Nonetheless, section 362(d) of the Bankruptcy Code allows a party to seek relief from the automatic stay including “by ․ annulling ․ such stay ․” 11 U.S.C. § 362(d). The annulment of the stay “grants retroactive relief, thereby validating past proceedings or actions that would otherwise be deemed void.” Jean-Francois, 516 B.R. at 704 (citation and internal quotation marks omitted). To determine whether annulment of the stay is appropriate, courts in the Second Circuit analyze the following factors originally set forth in In re Stockwell, 262 B.R. 275, 281 (Bankr. D. Vt. 2001):
1. If the creditor had actual or constructive knowledge of the bankruptcy filing and, therefore, of the stay;
2. If the debtor has acted in bad faith;
3. If there was equity in the property of the estate;
4. If the property was necessary for an effective reorganization;
5. If grounds for relief from the stay existed and a motion, if filed, would likely have been granted prior to the automatic stay violation;
6. If failure to grant retroactive relief would cause unnecessary expense to the creditor; and
7. If the creditor has detrimentally changed its position on the basis of the action taken.
Garcia v. Sklar (In re Sklar), 626 B.R. 750, 763 (Bankr. S.D.N.Y. 2021) (quoting the Stockwell factors). “[N]ot every Stockwell factor must be met in order for the bankruptcy court to annul the stay.” Jean-Francois, 516 B.R. at 706.

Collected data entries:

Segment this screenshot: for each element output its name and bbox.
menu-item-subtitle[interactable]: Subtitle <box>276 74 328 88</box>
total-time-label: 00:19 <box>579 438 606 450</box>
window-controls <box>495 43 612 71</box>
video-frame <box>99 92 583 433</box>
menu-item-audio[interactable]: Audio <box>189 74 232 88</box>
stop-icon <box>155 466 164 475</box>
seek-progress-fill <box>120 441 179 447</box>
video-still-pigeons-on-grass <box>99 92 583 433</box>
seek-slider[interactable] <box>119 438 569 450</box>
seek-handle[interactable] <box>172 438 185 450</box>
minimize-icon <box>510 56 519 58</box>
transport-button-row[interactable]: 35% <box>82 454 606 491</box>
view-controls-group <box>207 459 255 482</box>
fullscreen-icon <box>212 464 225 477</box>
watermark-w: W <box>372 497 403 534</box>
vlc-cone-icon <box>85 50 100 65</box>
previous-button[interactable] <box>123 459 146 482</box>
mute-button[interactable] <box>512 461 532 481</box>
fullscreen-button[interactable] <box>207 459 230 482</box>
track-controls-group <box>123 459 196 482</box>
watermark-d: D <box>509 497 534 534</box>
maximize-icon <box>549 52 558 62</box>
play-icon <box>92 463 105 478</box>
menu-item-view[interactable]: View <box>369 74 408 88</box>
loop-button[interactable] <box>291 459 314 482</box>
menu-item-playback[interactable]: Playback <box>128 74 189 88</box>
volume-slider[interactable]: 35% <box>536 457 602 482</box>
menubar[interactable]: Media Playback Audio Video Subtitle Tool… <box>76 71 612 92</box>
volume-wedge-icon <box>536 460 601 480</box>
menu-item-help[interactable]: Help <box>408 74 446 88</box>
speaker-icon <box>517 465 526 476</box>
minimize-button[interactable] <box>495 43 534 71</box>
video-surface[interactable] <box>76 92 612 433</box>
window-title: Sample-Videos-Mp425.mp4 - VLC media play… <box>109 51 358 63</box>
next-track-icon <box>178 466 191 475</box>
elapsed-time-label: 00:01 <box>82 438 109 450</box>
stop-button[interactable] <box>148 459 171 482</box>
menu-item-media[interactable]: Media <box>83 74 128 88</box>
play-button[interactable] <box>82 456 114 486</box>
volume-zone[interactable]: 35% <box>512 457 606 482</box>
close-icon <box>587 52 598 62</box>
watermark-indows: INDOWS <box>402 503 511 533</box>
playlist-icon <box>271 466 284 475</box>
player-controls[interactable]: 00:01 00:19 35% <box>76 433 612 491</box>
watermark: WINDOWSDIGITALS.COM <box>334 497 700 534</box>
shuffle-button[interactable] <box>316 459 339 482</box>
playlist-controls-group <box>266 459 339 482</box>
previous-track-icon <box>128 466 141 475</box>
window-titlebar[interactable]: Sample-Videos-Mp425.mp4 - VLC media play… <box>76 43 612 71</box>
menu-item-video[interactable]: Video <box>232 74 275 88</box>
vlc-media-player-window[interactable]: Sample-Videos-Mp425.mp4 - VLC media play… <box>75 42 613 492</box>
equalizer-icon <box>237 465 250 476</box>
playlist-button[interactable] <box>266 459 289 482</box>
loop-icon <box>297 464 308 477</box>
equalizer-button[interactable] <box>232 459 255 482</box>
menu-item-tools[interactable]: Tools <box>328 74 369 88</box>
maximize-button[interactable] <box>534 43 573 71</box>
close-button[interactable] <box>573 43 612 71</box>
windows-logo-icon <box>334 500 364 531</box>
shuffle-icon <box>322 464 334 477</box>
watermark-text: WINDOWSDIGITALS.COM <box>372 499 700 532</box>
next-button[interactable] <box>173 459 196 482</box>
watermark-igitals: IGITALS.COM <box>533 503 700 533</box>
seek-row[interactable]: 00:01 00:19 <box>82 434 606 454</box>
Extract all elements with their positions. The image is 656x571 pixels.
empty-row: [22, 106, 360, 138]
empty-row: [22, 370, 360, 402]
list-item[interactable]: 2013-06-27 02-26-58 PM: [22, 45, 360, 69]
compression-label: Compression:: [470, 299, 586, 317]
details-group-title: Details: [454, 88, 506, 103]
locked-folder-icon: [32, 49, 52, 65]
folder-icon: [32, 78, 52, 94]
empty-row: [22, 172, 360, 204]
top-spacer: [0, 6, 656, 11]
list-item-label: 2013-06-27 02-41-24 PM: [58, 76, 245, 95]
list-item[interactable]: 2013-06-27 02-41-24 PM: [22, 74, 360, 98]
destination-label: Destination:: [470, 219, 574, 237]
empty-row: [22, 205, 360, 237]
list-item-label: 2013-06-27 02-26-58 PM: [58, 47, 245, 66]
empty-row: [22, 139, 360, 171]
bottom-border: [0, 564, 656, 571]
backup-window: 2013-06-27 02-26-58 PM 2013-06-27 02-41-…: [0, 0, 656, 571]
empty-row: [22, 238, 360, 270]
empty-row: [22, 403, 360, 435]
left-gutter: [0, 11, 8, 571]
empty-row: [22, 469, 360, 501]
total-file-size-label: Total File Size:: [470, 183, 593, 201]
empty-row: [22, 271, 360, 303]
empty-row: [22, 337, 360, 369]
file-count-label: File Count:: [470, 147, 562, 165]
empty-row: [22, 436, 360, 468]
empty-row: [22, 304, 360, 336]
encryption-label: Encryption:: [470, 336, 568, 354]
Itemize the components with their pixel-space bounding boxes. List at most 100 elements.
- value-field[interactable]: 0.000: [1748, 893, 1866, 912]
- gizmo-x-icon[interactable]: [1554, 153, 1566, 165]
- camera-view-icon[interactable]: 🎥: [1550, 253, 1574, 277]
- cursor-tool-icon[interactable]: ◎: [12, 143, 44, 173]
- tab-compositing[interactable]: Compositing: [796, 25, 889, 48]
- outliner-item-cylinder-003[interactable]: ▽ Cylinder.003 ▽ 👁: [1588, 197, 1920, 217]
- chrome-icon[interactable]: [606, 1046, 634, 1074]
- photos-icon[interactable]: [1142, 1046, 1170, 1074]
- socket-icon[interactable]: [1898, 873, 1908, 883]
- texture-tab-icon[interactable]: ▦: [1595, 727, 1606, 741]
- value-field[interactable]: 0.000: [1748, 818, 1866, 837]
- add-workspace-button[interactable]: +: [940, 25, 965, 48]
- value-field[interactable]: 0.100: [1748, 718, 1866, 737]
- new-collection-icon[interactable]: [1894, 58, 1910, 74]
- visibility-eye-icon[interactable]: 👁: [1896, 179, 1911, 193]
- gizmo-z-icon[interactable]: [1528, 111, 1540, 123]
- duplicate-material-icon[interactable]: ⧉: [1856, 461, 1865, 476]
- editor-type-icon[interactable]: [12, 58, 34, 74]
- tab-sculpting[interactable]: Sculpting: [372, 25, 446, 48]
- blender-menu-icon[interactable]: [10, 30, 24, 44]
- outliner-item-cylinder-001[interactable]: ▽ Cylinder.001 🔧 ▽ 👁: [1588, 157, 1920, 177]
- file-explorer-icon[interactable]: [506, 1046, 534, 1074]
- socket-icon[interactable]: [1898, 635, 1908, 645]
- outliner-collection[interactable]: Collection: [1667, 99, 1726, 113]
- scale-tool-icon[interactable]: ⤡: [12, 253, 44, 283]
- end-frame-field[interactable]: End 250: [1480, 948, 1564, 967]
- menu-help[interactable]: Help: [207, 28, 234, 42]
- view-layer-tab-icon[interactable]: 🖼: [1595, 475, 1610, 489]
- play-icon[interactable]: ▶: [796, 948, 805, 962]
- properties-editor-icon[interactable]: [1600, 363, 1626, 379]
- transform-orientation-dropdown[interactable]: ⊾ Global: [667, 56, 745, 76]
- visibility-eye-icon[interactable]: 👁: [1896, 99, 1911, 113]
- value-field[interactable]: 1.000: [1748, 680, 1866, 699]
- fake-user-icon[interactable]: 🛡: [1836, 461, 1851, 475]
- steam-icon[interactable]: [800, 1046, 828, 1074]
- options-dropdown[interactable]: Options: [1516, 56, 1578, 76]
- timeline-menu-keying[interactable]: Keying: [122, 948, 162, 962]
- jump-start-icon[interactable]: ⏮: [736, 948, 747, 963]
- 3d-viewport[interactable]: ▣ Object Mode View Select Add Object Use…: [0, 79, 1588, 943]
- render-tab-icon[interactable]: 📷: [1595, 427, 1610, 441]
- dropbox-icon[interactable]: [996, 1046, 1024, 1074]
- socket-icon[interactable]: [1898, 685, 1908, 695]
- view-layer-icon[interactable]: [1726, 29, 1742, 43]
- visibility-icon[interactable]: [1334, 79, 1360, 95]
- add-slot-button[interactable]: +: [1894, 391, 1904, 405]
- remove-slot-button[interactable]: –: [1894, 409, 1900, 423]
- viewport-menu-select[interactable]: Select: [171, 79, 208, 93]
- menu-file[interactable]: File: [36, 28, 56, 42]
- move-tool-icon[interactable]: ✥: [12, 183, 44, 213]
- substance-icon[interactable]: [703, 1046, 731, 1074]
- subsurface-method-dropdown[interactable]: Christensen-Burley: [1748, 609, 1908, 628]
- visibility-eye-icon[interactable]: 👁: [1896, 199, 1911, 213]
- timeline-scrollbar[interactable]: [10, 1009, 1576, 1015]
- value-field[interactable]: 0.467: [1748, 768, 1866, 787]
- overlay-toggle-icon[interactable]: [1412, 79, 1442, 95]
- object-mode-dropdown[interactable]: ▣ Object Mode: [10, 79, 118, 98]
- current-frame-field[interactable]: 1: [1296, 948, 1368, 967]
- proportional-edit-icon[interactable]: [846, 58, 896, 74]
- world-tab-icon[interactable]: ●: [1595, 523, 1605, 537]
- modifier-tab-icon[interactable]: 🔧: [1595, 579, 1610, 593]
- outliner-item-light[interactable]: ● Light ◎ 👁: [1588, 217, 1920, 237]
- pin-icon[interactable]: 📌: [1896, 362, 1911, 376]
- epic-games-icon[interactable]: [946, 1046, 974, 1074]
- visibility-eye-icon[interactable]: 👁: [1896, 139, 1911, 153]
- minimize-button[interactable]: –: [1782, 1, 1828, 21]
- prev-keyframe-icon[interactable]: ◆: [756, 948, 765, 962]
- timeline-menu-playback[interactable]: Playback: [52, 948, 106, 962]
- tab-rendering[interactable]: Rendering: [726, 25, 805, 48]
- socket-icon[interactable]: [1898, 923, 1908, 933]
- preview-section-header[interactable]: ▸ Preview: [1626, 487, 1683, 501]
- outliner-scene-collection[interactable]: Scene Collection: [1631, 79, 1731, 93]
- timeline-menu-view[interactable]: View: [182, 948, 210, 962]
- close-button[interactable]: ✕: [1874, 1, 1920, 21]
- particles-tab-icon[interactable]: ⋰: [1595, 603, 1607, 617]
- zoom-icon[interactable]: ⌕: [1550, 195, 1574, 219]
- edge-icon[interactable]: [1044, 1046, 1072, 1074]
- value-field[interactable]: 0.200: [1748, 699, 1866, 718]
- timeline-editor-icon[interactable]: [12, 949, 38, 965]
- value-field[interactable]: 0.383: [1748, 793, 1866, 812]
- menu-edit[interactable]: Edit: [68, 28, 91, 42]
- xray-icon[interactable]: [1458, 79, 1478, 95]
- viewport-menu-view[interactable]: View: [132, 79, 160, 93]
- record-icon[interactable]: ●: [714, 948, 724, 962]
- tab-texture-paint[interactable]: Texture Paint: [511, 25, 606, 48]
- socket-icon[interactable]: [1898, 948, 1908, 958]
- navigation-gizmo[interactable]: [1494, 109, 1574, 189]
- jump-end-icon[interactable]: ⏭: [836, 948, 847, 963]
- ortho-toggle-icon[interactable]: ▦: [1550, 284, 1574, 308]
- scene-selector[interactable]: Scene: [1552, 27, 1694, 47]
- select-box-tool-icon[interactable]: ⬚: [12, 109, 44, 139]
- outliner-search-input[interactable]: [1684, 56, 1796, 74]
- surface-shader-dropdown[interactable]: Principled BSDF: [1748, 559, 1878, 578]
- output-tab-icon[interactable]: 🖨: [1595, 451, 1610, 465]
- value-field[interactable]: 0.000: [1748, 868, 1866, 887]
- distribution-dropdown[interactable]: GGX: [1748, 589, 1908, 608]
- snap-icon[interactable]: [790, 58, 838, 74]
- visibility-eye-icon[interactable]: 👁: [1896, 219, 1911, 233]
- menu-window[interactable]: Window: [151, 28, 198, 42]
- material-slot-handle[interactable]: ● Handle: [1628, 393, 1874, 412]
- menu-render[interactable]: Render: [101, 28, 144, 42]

REQUESTS:
**1.** Please answer these questions from the excerpt on annulling the automatic stay:
(a) Which section of the Bankruptcy Code lets a party seek relief from the automatic stay?
(b) In which case were the factors used by courts in the Second Circuit originally set forth?
(c) Must every Stockwell factor be met for the bankruptcy court to annul the stay?
**2.** Copy the excerpt on annulling the automatic stay word for word from "Garcia v. Sklar" to "B.R. at 706.".
The items have no connection to the excerpt on annulling the automatic stay.

CORRECT ANSWERS:
**1.**
(a) Section 362(d), 11 U.S.C. § 362(d).
(b) In re Stockwell, 262 B.R. 275, 281 (Bankr. D. Vt. 2001).
(c) No.

**2.**
Garcia v. Sklar (In re Sklar), 626 B.R. 750, 763 (Bankr. S.D.N.Y. 2021) (quoting the Stockwell factors). “[N]ot every Stockwell factor must be met in order for the bankruptcy court to annul the stay.” Jean-Francois, 516 B.R. at 706.